-- Start of RECORDED INFORMATION --

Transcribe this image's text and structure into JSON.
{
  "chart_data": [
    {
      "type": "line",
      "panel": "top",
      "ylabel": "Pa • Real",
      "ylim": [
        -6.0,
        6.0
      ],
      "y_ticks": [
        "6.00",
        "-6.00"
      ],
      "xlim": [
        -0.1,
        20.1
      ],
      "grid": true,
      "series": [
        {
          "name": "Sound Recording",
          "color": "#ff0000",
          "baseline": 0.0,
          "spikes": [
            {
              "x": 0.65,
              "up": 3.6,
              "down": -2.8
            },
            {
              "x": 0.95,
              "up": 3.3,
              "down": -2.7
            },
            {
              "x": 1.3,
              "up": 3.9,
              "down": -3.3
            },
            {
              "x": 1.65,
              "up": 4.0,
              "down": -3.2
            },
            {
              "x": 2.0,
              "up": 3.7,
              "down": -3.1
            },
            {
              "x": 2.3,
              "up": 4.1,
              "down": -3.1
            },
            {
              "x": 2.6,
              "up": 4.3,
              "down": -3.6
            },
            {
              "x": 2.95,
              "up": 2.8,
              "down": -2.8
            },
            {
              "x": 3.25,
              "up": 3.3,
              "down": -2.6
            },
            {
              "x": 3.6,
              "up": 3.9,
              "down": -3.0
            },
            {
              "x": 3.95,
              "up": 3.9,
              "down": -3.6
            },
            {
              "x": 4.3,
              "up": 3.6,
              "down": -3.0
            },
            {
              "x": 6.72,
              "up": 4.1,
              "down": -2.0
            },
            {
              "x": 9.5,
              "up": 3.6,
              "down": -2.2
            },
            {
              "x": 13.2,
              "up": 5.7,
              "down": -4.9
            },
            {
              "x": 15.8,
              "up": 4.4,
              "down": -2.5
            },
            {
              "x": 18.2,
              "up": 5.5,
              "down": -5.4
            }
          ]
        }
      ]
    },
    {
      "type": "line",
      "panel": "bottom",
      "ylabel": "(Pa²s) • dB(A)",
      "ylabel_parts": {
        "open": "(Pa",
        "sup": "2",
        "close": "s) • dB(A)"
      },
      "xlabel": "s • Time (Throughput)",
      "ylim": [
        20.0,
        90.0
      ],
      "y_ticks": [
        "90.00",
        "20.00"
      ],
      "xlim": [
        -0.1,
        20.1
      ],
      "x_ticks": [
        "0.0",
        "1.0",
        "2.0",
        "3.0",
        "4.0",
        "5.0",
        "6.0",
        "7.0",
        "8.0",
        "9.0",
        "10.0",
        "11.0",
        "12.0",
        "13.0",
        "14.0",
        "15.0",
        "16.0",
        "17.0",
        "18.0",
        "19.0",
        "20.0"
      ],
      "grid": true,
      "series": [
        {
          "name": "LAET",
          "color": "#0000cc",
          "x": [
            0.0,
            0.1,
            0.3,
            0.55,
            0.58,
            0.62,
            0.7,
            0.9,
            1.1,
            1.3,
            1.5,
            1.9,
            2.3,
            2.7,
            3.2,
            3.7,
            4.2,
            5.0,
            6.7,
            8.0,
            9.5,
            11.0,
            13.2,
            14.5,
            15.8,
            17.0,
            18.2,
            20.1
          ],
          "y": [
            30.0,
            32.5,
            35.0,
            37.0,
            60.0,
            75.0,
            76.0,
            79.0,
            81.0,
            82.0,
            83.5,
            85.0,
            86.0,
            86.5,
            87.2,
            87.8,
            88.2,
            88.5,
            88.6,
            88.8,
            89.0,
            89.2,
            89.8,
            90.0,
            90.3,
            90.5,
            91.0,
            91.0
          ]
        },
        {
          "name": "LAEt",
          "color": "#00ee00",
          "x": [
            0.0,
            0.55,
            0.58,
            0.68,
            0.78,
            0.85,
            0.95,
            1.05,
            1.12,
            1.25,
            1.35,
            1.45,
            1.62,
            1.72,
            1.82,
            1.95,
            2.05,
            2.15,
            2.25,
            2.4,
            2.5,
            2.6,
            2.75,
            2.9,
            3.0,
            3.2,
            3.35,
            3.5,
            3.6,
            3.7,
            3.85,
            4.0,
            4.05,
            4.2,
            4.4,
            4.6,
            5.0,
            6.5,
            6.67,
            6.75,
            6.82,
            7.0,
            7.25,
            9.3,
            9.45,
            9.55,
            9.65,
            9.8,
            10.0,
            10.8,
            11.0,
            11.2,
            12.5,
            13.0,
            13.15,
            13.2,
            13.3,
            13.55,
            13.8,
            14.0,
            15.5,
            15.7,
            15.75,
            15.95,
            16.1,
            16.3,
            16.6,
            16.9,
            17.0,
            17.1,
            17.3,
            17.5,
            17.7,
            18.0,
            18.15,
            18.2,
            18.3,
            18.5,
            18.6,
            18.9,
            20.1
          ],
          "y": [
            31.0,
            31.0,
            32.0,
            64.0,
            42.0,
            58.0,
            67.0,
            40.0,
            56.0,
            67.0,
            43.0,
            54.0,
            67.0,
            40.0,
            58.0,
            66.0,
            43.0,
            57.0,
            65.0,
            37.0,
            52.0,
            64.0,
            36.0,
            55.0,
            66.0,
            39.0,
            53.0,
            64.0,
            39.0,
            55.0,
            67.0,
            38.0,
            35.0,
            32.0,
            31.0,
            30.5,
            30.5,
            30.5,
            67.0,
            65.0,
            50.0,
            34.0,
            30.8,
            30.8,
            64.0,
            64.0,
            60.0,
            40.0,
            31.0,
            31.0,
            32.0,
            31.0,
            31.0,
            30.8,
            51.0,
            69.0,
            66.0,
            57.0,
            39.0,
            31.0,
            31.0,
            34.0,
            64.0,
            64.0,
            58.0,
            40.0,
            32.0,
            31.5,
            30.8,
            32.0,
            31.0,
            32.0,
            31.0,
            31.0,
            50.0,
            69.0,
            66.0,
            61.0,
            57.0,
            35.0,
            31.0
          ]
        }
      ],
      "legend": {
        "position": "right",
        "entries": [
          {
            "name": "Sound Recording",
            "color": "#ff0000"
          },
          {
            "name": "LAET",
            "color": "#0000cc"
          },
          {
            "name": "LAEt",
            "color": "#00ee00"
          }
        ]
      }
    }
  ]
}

-- End of RECORDED INFORMATION --

All of the records must be repeated exactly.

Transcribe this image's text and structure into JSON.
{
  "chart_data": [
    {
      "type": "line",
      "panel": "top",
      "ylabel": "Pa • Real",
      "ylim": [
        -6.0,
        6.0
      ],
      "y_ticks": [
        "6.00",
        "-6.00"
      ],
      "xlim": [
        -0.1,
        20.1
      ],
      "grid": true,
      "series": [
        {
          "name": "Sound Recording",
          "color": "#ff0000",
          "baseline": 0.0,
          "spikes": [
            {
              "x": 0.65,
              "up": 3.6,
              "down": -2.8
            },
            {
              "x": 0.95,
              "up": 3.3,
              "down": -2.7
            },
            {
              "x": 1.3,
              "up": 3.9,
              "down": -3.3
            },
            {
              "x": 1.65,
              "up": 4.0,
              "down": -3.2
            },
            {
              "x": 2.0,
              "up": 3.7,
              "down": -3.1
            },
            {
              "x": 2.3,
              "up": 4.1,
              "down": -3.1
            },
            {
              "x": 2.6,
              "up": 4.3,
              "down": -3.6
            },
            {
              "x": 2.95,
              "up": 2.8,
              "down": -2.8
            },
            {
              "x": 3.25,
              "up": 3.3,
              "down": -2.6
            },
            {
              "x": 3.6,
              "up": 3.9,
              "down": -3.0
            },
            {
              "x": 3.95,
              "up": 3.9,
              "down": -3.6
            },
            {
              "x": 4.3,
              "up": 3.6,
              "down": -3.0
            },
            {
              "x": 6.72,
              "up": 4.1,
              "down": -2.0
            },
            {
              "x": 9.5,
              "up": 3.6,
              "down": -2.2
            },
            {
              "x": 13.2,
              "up": 5.7,
              "down": -4.9
            },
            {
              "x": 15.8,
              "up": 4.4,
              "down": -2.5
            },
            {
              "x": 18.2,
              "up": 5.5,
              "down": -5.4
            }
          ]
        }
      ]
    },
    {
      "type": "line",
      "panel": "bottom",
      "ylabel": "(Pa²s) • dB(A)",
      "ylabel_parts": {
        "open": "(Pa",
        "sup": "2",
        "close": "s) • dB(A)"
      },
      "xlabel": "s • Time (Throughput)",
      "ylim": [
        20.0,
        90.0
      ],
      "y_ticks": [
        "90.00",
        "20.00"
      ],
      "xlim": [
        -0.1,
        20.1
      ],
      "x_ticks": [
        "0.0",
        "1.0",
        "2.0",
        "3.0",
        "4.0",
        "5.0",
        "6.0",
        "7.0",
        "8.0",
        "9.0",
        "10.0",
        "11.0",
        "12.0",
        "13.0",
        "14.0",
        "15.0",
        "16.0",
        "17.0",
        "18.0",
        "19.0",
        "20.0"
      ],
      "grid": true,
      "series": [
        {
          "name": "LAET",
          "color": "#0000cc",
          "x": [
            0.0,
            0.1,
            0.3,
            0.55,
            0.58,
            0.62,
            0.7,
            0.9,
            1.1,
            1.3,
            1.5,
            1.9,
            2.3,
            2.7,
            3.2,
            3.7,
            4.2,
            5.0,
            6.7,
            8.0,
            9.5,
            11.0,
            13.2,
            14.5,
            15.8,
            17.0,
            18.2,
            20.1
          ],
          "y": [
            30.0,
            32.5,
            35.0,
            37.0,
            60.0,
            75.0,
            76.0,
            79.0,
            81.0,
            82.0,
            83.5,
            85.0,
            86.0,
            86.5,
            87.2,
            87.8,
            88.2,
            88.5,
            88.6,
            88.8,
            89.0,
            89.2,
            89.8,
            90.0,
            90.3,
            90.5,
            91.0,
            91.0
          ]
        },
        {
          "name": "LAEt",
          "color": "#00ee00",
          "x": [
            0.0,
            0.55,
            0.58,
            0.68,
            0.78,
            0.85,
            0.95,
            1.05,
            1.12,
            1.25,
            1.35,
            1.45,
            1.62,
            1.72,
            1.82,
            1.95,
            2.05,
            2.15,
            2.25,
            2.4,
            2.5,
            2.6,
            2.75,
            2.9,
            3.0,
            3.2,
            3.35,
            3.5,
            3.6,
            3.7,
            3.85,
            4.0,
            4.05,
            4.2,
            4.4,
            4.6,
            5.0,
            6.5,
            6.67,
            6.75,
            6.82,
            7.0,
            7.25,
            9.3,
            9.45,
            9.55,
            9.65,
            9.8,
            10.0,
            10.8,
            11.0,
            11.2,
            12.5,
            13.0,
            13.15,
            13.2,
            13.3,
            13.55,
            13.8,
            14.0,
            15.5,
            15.7,
            15.75,
            15.95,
            16.1,
            16.3,
            16.6,
            16.9,
            17.0,
            17.1,
            17.3,
            17.5,
            17.7,
            18.0,
            18.15,
            18.2,
            18.3,
            18.5,
            18.6,
            18.9,
            20.1
          ],
          "y": [
            31.0,
            31.0,
            32.0,
            64.0,
            42.0,
            58.0,
            67.0,
            40.0,
            56.0,
            67.0,
            43.0,
            54.0,
            67.0,
            40.0,
            58.0,
            66.0,
            43.0,
            57.0,
            65.0,
            37.0,
            52.0,
            64.0,
            36.0,
            55.0,
            66.0,
            39.0,
            53.0,
            64.0,
            39.0,
            55.0,
            67.0,
            38.0,
            35.0,
            32.0,
            31.0,
            30.5,
            30.5,
            30.5,
            67.0,
            65.0,
            50.0,
            34.0,
            30.8,
            30.8,
            64.0,
            64.0,
            60.0,
            40.0,
            31.0,
            31.0,
            32.0,
            31.0,
            31.0,
            30.8,
            51.0,
            69.0,
            66.0,
            57.0,
            39.0,
            31.0,
            31.0,
            34.0,
            64.0,
            64.0,
            58.0,
            40.0,
            32.0,
            31.5,
            30.8,
            32.0,
            31.0,
            32.0,
            31.0,
            31.0,
            50.0,
            69.0,
            66.0,
            61.0,
            57.0,
            35.0,
            31.0
          ]
        }
      ],
      "legend": {
        "position": "right",
        "entries": [
          {
            "name": "Sound Recording",
            "color": "#ff0000"
          },
          {
            "name": "LAET",
            "color": "#0000cc"
          },
          {
            "name": "LAEt",
            "color": "#00ee00"
          }
        ]
      }
    }
  ]
}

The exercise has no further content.